§ The records
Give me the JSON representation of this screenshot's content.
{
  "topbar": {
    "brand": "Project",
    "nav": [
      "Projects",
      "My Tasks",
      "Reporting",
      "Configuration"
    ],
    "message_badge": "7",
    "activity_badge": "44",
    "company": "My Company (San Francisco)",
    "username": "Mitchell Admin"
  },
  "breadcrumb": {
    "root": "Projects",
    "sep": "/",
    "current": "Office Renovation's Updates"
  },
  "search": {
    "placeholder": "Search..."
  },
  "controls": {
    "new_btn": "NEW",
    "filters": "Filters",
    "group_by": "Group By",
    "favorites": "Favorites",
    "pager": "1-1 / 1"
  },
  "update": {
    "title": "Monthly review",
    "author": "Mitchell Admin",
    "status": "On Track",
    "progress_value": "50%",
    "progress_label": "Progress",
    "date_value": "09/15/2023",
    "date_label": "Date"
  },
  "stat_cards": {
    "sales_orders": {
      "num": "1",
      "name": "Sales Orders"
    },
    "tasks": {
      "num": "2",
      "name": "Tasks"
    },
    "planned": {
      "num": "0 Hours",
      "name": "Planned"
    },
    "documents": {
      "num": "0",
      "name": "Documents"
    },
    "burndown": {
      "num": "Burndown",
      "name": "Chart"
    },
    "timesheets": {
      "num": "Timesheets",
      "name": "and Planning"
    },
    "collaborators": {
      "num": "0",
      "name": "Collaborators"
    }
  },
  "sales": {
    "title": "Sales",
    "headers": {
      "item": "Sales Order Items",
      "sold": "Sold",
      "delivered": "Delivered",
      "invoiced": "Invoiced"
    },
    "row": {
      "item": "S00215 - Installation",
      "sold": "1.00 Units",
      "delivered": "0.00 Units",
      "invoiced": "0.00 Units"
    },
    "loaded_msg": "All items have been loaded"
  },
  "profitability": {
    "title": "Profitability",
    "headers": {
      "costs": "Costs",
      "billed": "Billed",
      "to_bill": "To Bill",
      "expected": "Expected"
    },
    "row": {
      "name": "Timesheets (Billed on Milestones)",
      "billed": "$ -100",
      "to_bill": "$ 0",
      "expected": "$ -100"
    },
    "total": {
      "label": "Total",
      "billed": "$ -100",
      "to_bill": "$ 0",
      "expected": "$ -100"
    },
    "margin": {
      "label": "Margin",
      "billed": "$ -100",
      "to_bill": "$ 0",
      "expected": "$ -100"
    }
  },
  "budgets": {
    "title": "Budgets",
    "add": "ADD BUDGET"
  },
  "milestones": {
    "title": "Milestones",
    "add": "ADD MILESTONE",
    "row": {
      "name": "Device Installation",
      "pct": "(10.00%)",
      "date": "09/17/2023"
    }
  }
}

§ What to do
Show each line holding the word "title".

§ Output
    "title": "Monthly review",
    "title": "Sales",
    "title": "Profitability",
    "title": "Budgets",
    "title": "Milestones",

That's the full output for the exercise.